EXTRACTED RECORDS:
• • •
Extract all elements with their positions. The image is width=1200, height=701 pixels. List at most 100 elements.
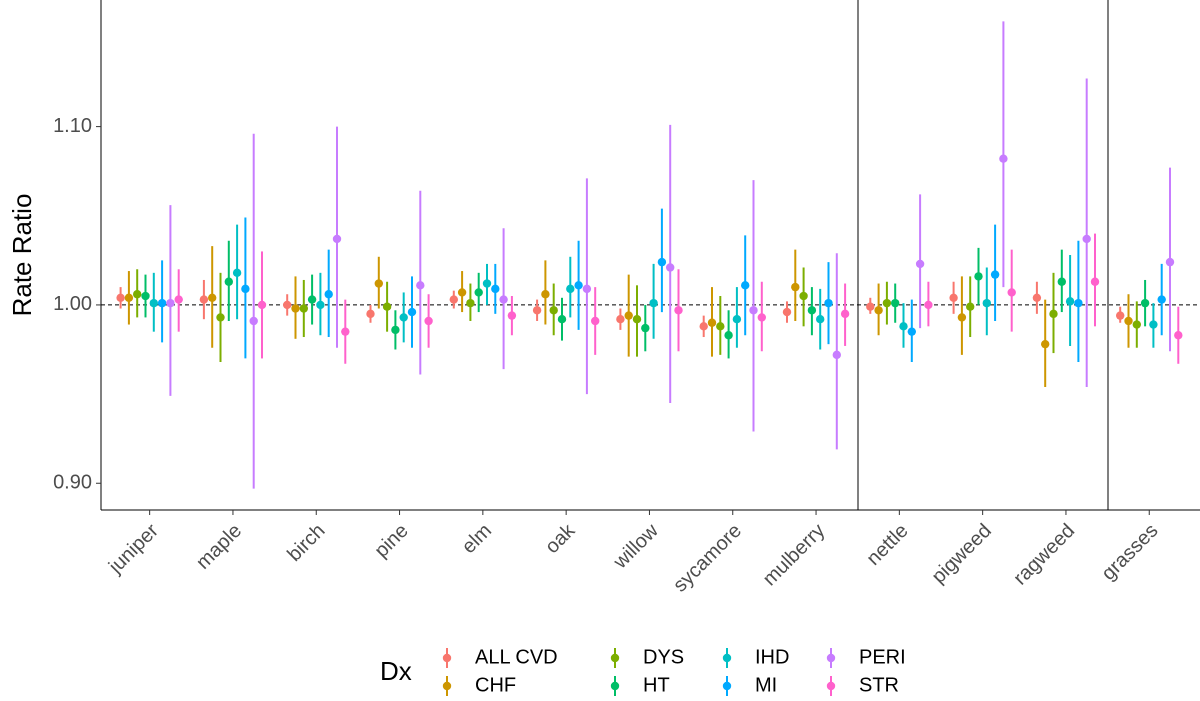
point bbox=[624, 311, 633, 320]
point bbox=[1049, 309, 1058, 319]
point bbox=[466, 298, 475, 308]
point bbox=[291, 304, 300, 313]
point bbox=[366, 309, 375, 319]
point bbox=[915, 259, 925, 269]
legend-label: STR bbox=[859, 674, 899, 696]
point bbox=[199, 295, 209, 304]
point bbox=[491, 284, 500, 294]
point bbox=[124, 293, 134, 302]
point bbox=[1082, 234, 1091, 244]
point bbox=[157, 298, 167, 308]
point bbox=[732, 314, 742, 324]
y-axis-title: Rate Ratio bbox=[7, 194, 37, 317]
point bbox=[891, 298, 900, 308]
point bbox=[424, 316, 433, 326]
point bbox=[799, 291, 808, 301]
x-tick-label: mulberry bbox=[759, 520, 830, 591]
point bbox=[982, 298, 991, 308]
point bbox=[666, 263, 675, 272]
point bbox=[557, 314, 567, 324]
point bbox=[391, 325, 400, 335]
point bbox=[832, 350, 841, 360]
point bbox=[1157, 295, 1166, 304]
point bbox=[840, 309, 850, 319]
point bbox=[957, 313, 967, 322]
legend-key-point bbox=[610, 681, 620, 691]
point bbox=[374, 279, 383, 288]
point bbox=[1165, 257, 1175, 267]
legend-label: CHF bbox=[475, 674, 516, 696]
point bbox=[707, 318, 717, 327]
point bbox=[641, 323, 650, 333]
legend-key-point bbox=[826, 653, 836, 663]
point bbox=[899, 322, 908, 331]
point bbox=[149, 298, 158, 308]
x-tick-label: ragweed bbox=[1009, 520, 1079, 590]
point bbox=[699, 322, 708, 331]
point bbox=[1032, 293, 1042, 302]
point bbox=[591, 316, 600, 326]
point bbox=[141, 291, 150, 301]
point bbox=[990, 270, 1000, 279]
point bbox=[249, 316, 258, 326]
point bbox=[882, 298, 892, 308]
point bbox=[716, 322, 725, 331]
legend-key-point bbox=[826, 681, 836, 691]
point bbox=[1065, 297, 1075, 306]
point bbox=[241, 284, 250, 294]
point bbox=[566, 284, 575, 294]
point bbox=[999, 154, 1008, 163]
legend-label: ALL CVD bbox=[475, 646, 558, 668]
point bbox=[966, 302, 975, 311]
point bbox=[757, 313, 766, 322]
point bbox=[1090, 277, 1100, 286]
point bbox=[1174, 331, 1183, 340]
point bbox=[791, 282, 800, 292]
y-tick-label: 1.00 bbox=[53, 293, 92, 315]
point bbox=[116, 293, 125, 302]
point bbox=[741, 281, 750, 290]
legend-key-point bbox=[442, 653, 452, 663]
point bbox=[949, 293, 958, 302]
point bbox=[907, 327, 916, 336]
x-tick-label: pine bbox=[371, 520, 413, 562]
point bbox=[224, 277, 233, 286]
point bbox=[133, 290, 142, 299]
point bbox=[1116, 311, 1125, 320]
x-tick-label: elm bbox=[458, 520, 496, 558]
point bbox=[166, 298, 175, 308]
point bbox=[749, 306, 758, 315]
point bbox=[1149, 320, 1158, 329]
point bbox=[616, 314, 625, 324]
point bbox=[307, 295, 317, 304]
point bbox=[532, 306, 542, 315]
legend-title: Dx bbox=[380, 656, 412, 686]
x-tick-label: nettle bbox=[862, 520, 912, 570]
point bbox=[399, 313, 408, 322]
point bbox=[407, 307, 417, 317]
point bbox=[216, 313, 225, 322]
point bbox=[657, 257, 667, 267]
legend-key-point bbox=[722, 653, 732, 663]
point bbox=[316, 300, 325, 310]
point bbox=[866, 302, 875, 311]
y-tick-label: 0.90 bbox=[53, 472, 92, 494]
point bbox=[974, 272, 983, 281]
point bbox=[332, 234, 342, 244]
point bbox=[674, 306, 683, 315]
legend-label: DYS bbox=[643, 646, 684, 668]
point bbox=[807, 306, 817, 315]
point bbox=[1007, 288, 1016, 297]
point bbox=[582, 284, 592, 294]
point bbox=[1057, 277, 1067, 286]
point bbox=[482, 279, 492, 288]
x-tick-label: juniper bbox=[104, 519, 163, 578]
legend-key-point bbox=[722, 681, 732, 691]
point bbox=[257, 300, 267, 310]
point bbox=[549, 306, 558, 315]
point bbox=[1132, 320, 1142, 329]
x-tick-label: birch bbox=[283, 520, 329, 566]
point bbox=[283, 300, 292, 310]
point bbox=[474, 288, 483, 297]
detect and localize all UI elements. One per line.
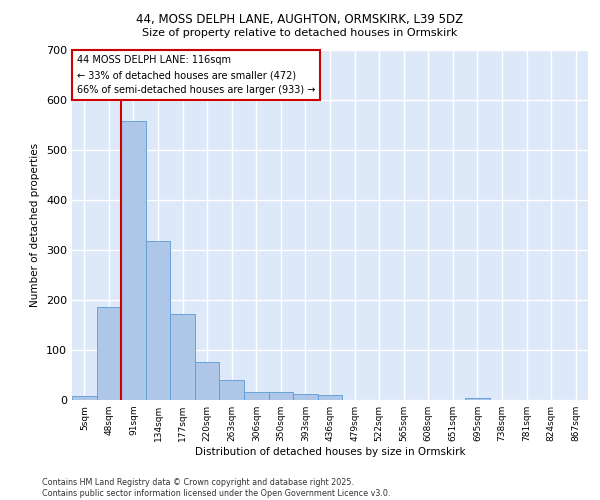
- Bar: [170, 314, 195, 400]
- Bar: [72, 396, 97, 400]
- Text: 44 MOSS DELPH LANE: 116sqm
← 33% of detached houses are smaller (472)
66% of sem: 44 MOSS DELPH LANE: 116sqm ← 33% of deta…: [77, 56, 316, 95]
- Bar: [220, 380, 244, 400]
- Bar: [121, 121, 146, 400]
- Bar: [465, 398, 490, 400]
- Bar: [146, 241, 170, 400]
- Text: Contains HM Land Registry data © Crown copyright and database right 2025.
Contai: Contains HM Land Registry data © Crown c…: [42, 478, 391, 498]
- Bar: [318, 394, 342, 400]
- Bar: [269, 392, 293, 400]
- X-axis label: Distribution of detached houses by size in Ormskirk: Distribution of detached houses by size …: [194, 447, 466, 457]
- Bar: [244, 392, 269, 400]
- Bar: [293, 394, 318, 400]
- Text: 44, MOSS DELPH LANE, AUGHTON, ORMSKIRK, L39 5DZ: 44, MOSS DELPH LANE, AUGHTON, ORMSKIRK, …: [136, 12, 464, 26]
- Bar: [195, 362, 220, 400]
- Bar: [97, 306, 121, 400]
- Y-axis label: Number of detached properties: Number of detached properties: [31, 143, 40, 307]
- Text: Size of property relative to detached houses in Ormskirk: Size of property relative to detached ho…: [142, 28, 458, 38]
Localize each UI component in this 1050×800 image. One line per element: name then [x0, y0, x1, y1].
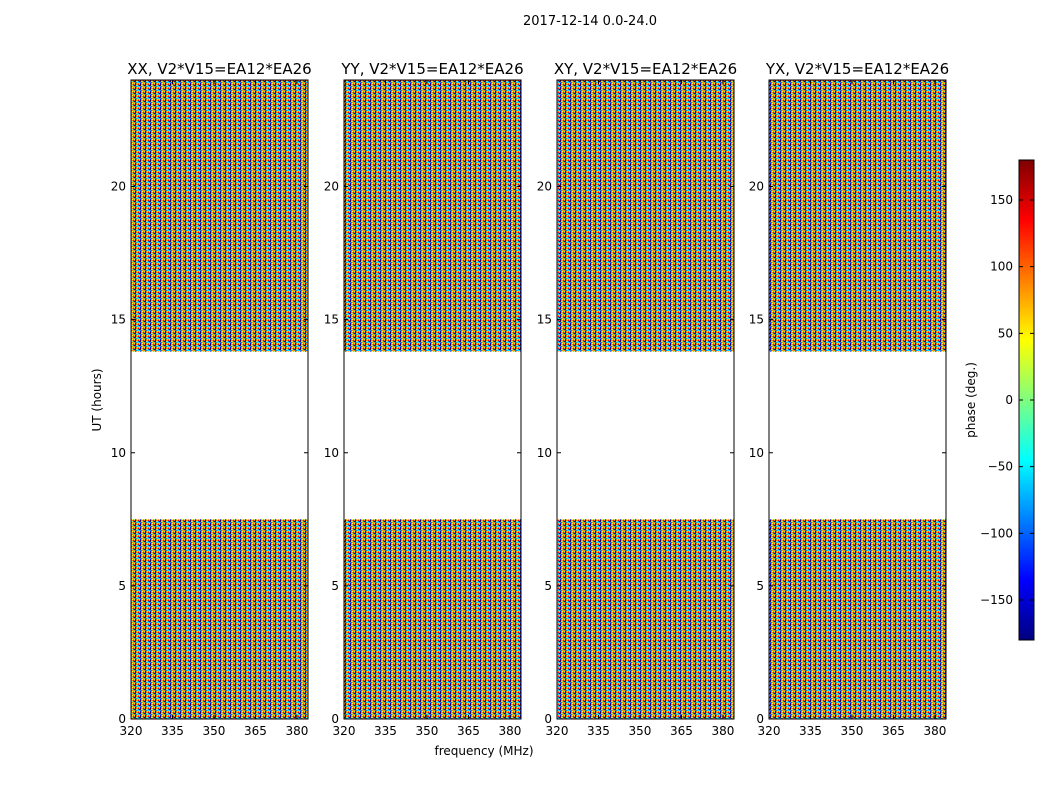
x-tick-label: 335 [799, 724, 822, 738]
y-tick-label: 20 [537, 180, 552, 194]
x-tick-label: 365 [457, 724, 480, 738]
x-tick-label: 380 [285, 724, 308, 738]
y-tick-label: 0 [756, 712, 764, 726]
axes-frame [556, 79, 735, 720]
panel-title: YX, V2*V15=EA12*EA26 [765, 60, 949, 78]
x-tick-label: 320 [546, 724, 569, 738]
y-tick-label: 15 [537, 313, 552, 327]
y-tick-label: 15 [111, 313, 126, 327]
phase-data-block [344, 519, 521, 719]
panel-title: XX, V2*V15=EA12*EA26 [127, 60, 311, 78]
phase-data-block [557, 80, 734, 352]
x-tick-label: 335 [587, 724, 610, 738]
axes-frame [343, 79, 522, 720]
phase-data-block [131, 80, 308, 352]
phase-data-block [769, 519, 946, 719]
y-tick-label: 20 [111, 180, 126, 194]
x-tick-label: 365 [244, 724, 267, 738]
axes-frame [768, 79, 947, 720]
x-tick-label: 380 [923, 724, 946, 738]
y-tick-label: 0 [331, 712, 339, 726]
y-tick-label: 5 [118, 579, 126, 593]
x-tick-label: 335 [161, 724, 184, 738]
phase-data-block [769, 80, 946, 352]
y-axis-label: UT (hours) [90, 368, 104, 431]
y-tick-label: 10 [111, 446, 126, 460]
axes-frame [130, 79, 309, 720]
x-tick-label: 380 [498, 724, 521, 738]
panel-xy: XY, V2*V15=EA12*EA26 320 335 350 365 380 0 5 10 1… [537, 60, 737, 738]
phase-data-block [344, 80, 521, 352]
x-tick-label: 365 [670, 724, 693, 738]
colorbar-tick-label: −150 [980, 593, 1013, 607]
colorbar-tick-label: 0 [1005, 393, 1013, 407]
y-tick-label: 20 [324, 180, 339, 194]
colorbar-tick-label: −100 [980, 526, 1013, 540]
x-tick-label: 350 [629, 724, 652, 738]
y-tick-label: 20 [749, 180, 764, 194]
y-tick-label: 5 [756, 579, 764, 593]
colorbar-tick-label: 150 [990, 193, 1013, 207]
x-tick-label: 335 [374, 724, 397, 738]
x-tick-label: 320 [120, 724, 143, 738]
panel-yy: YY, V2*V15=EA12*EA26 320 335 350 365 380 0 5 10 1… [324, 60, 524, 738]
panel-title: XY, V2*V15=EA12*EA26 [554, 60, 737, 78]
phase-data-block [131, 519, 308, 719]
x-tick-label: 350 [841, 724, 864, 738]
colorbar-label: phase (deg.) [964, 362, 978, 438]
y-tick-label: 10 [324, 446, 339, 460]
y-tick-label: 5 [544, 579, 552, 593]
colorbar: −150 −100 −50 0 50 100 150 phase (deg.) [964, 159, 1035, 641]
panel-title: YY, V2*V15=EA12*EA26 [340, 60, 523, 78]
y-tick-label: 15 [749, 313, 764, 327]
x-tick-label: 380 [711, 724, 734, 738]
y-tick-label: 5 [331, 579, 339, 593]
figure-suptitle: 2017-12-14 0.0-24.0 [523, 14, 657, 29]
x-axis-label: frequency (MHz) [434, 744, 533, 758]
y-tick-label: 0 [118, 712, 126, 726]
panel-yx: YX, V2*V15=EA12*EA26 320 335 350 365 380 0 5 10 1… [749, 60, 949, 738]
colorbar-tick-label: −50 [988, 460, 1013, 474]
y-tick-label: 10 [537, 446, 552, 460]
y-tick-label: 10 [749, 446, 764, 460]
y-tick-label: 0 [544, 712, 552, 726]
phase-data-block [557, 519, 734, 719]
x-tick-label: 365 [882, 724, 905, 738]
colorbar-tick-label: 50 [998, 326, 1013, 340]
x-tick-label: 320 [333, 724, 356, 738]
colorbar-tick-label: 100 [990, 260, 1013, 274]
x-tick-label: 350 [416, 724, 439, 738]
y-tick-label: 15 [324, 313, 339, 327]
panel-xx: XX, V2*V15=EA12*EA26 320 335 350 365 380 0 5 10 1… [111, 60, 312, 738]
x-tick-label: 350 [203, 724, 226, 738]
x-tick-label: 320 [758, 724, 781, 738]
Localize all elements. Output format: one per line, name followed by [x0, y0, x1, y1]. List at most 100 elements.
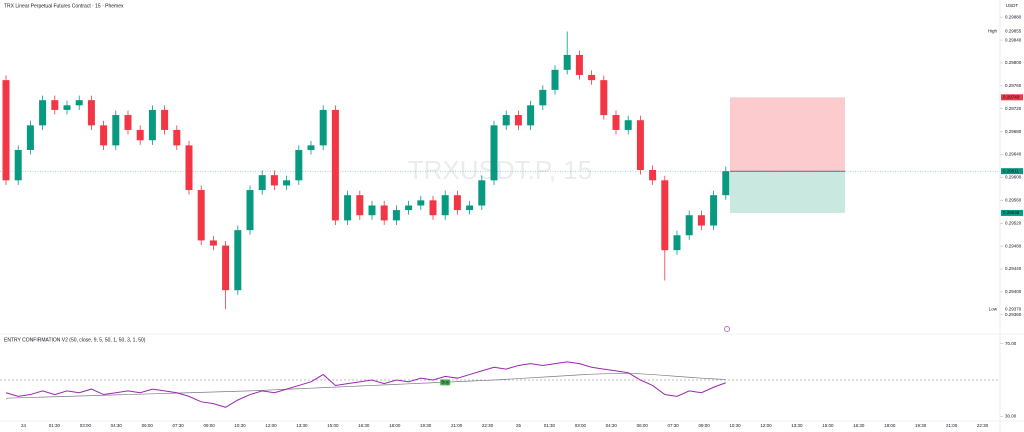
- candle-body: [600, 80, 608, 116]
- x-tick-label: 04:30: [606, 423, 618, 428]
- x-tick-label: 21:00: [946, 423, 958, 428]
- y-tick-label: 0.29440: [1005, 266, 1022, 271]
- candle-body: [39, 100, 47, 126]
- candle-body: [649, 170, 657, 181]
- x-tick-label: 09:00: [698, 423, 710, 428]
- candle-body: [197, 190, 205, 241]
- y-tick-label: 0.29640: [1005, 152, 1022, 157]
- last-price-label-box: [1001, 168, 1023, 175]
- candle-body: [246, 190, 254, 231]
- target-zone: [730, 171, 845, 213]
- x-tick-label: 09:00: [203, 423, 215, 428]
- candle-body: [417, 200, 425, 206]
- candle-body: [624, 120, 632, 130]
- candle-body: [234, 230, 242, 291]
- y-tick-label: 0.29480: [1005, 243, 1022, 248]
- x-tick-label: 06:00: [142, 423, 154, 428]
- x-tick-label: 13:30: [296, 423, 308, 428]
- target-label-box: [1001, 209, 1023, 216]
- buy-badge: [440, 379, 451, 386]
- low-value: 0.29370: [1005, 306, 1022, 311]
- candle-body: [405, 205, 413, 211]
- indicator-line: [5, 373, 726, 399]
- chart-title: TRX Linear Perpetual Futures Contract · …: [4, 3, 124, 9]
- y-tick-label: 0.29760: [1005, 83, 1022, 88]
- x-tick-label: 06:00: [637, 423, 649, 428]
- candle-body: [319, 109, 327, 146]
- candle-body: [283, 180, 291, 186]
- candle-body: [124, 115, 132, 130]
- x-tick-label: 01:30: [49, 423, 61, 428]
- candle-body: [112, 115, 120, 146]
- candle-body: [551, 69, 559, 90]
- x-tick-label: 16:30: [853, 423, 865, 428]
- target-label: 0.29538: [1003, 210, 1020, 215]
- y-tick-label: 0.29360: [1005, 312, 1022, 317]
- y-tick-label: 0.29560: [1005, 198, 1022, 203]
- candle-body: [307, 145, 315, 150]
- x-tick-label: 21:00: [451, 423, 463, 428]
- x-tick-label: 16:30: [358, 423, 370, 428]
- event-marker: [724, 326, 730, 332]
- candle-body: [575, 54, 583, 75]
- candle-body: [222, 245, 230, 291]
- x-tick-label: 10:30: [729, 423, 741, 428]
- candle-body: [685, 215, 693, 236]
- candle-body: [722, 171, 730, 196]
- x-tick-label: 03:00: [575, 423, 587, 428]
- high-value: 0.29855: [1005, 29, 1022, 34]
- candle-body: [331, 109, 339, 221]
- candle-body: [63, 105, 71, 110]
- x-tick-label: 18:00: [389, 423, 401, 428]
- candle-body: [392, 210, 400, 221]
- last-price-label: 0.29611: [1003, 168, 1019, 173]
- candle-body: [490, 125, 498, 181]
- candle-body: [100, 125, 108, 146]
- x-tick-label: 19:30: [915, 423, 927, 428]
- x-tick-label: 04:30: [111, 423, 123, 428]
- y-tick-label: 0.29520: [1005, 220, 1022, 225]
- candle-body: [636, 120, 644, 171]
- candle-body: [502, 115, 510, 126]
- indicator-line: [5, 361, 726, 408]
- stop-label-box: [1001, 94, 1023, 101]
- x-tick-label: 24: [21, 423, 27, 428]
- candle-body: [368, 205, 376, 216]
- y-tick-label: 0.29840: [1005, 37, 1022, 42]
- x-tick-label: 22:30: [482, 423, 494, 428]
- candle-body: [148, 109, 156, 141]
- y-tick-label: 0.29800: [1005, 60, 1022, 65]
- low-label: Low: [989, 306, 998, 311]
- buy-label: Buy: [441, 380, 450, 385]
- high-label: High: [988, 29, 998, 34]
- candle-body: [478, 180, 486, 206]
- candle-body: [453, 195, 461, 211]
- candle-body: [209, 240, 217, 246]
- candle-body: [258, 175, 266, 191]
- x-tick-label: 13:30: [791, 423, 803, 428]
- candle-body: [270, 175, 278, 186]
- candle-body: [2, 80, 10, 181]
- watermark: TRXUSDT.P, 15: [408, 155, 592, 185]
- x-tick-label: 01:30: [544, 423, 556, 428]
- y-tick-label: 70.00: [1005, 341, 1017, 346]
- candle-body: [380, 205, 388, 221]
- candle-body: [697, 215, 705, 226]
- candle-body: [75, 100, 83, 106]
- candle-body: [356, 195, 364, 216]
- y-tick-label: 0.29880: [1005, 14, 1022, 19]
- x-tick-label: 25: [516, 423, 522, 428]
- y-tick-label: 0.29600: [1005, 175, 1022, 180]
- stop-label: 0.29740: [1003, 94, 1020, 99]
- x-tick-label: 18:00: [884, 423, 896, 428]
- x-tick-label: 15:00: [327, 423, 339, 428]
- x-tick-label: 22:30: [977, 423, 989, 428]
- candle-body: [563, 54, 571, 70]
- currency: USDT: [1006, 3, 1019, 8]
- candle-body: [295, 149, 303, 181]
- y-tick-label: 0.29400: [1005, 289, 1022, 294]
- candle-body: [14, 149, 22, 181]
- candle-body: [661, 180, 669, 251]
- candle-body: [527, 105, 535, 126]
- x-tick-label: 03:00: [80, 423, 92, 428]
• • •
SET PROBLEM:
How many lines in the listing above contain the string "frame", with case counted? Reply with only the number.

TASK RESULT:
4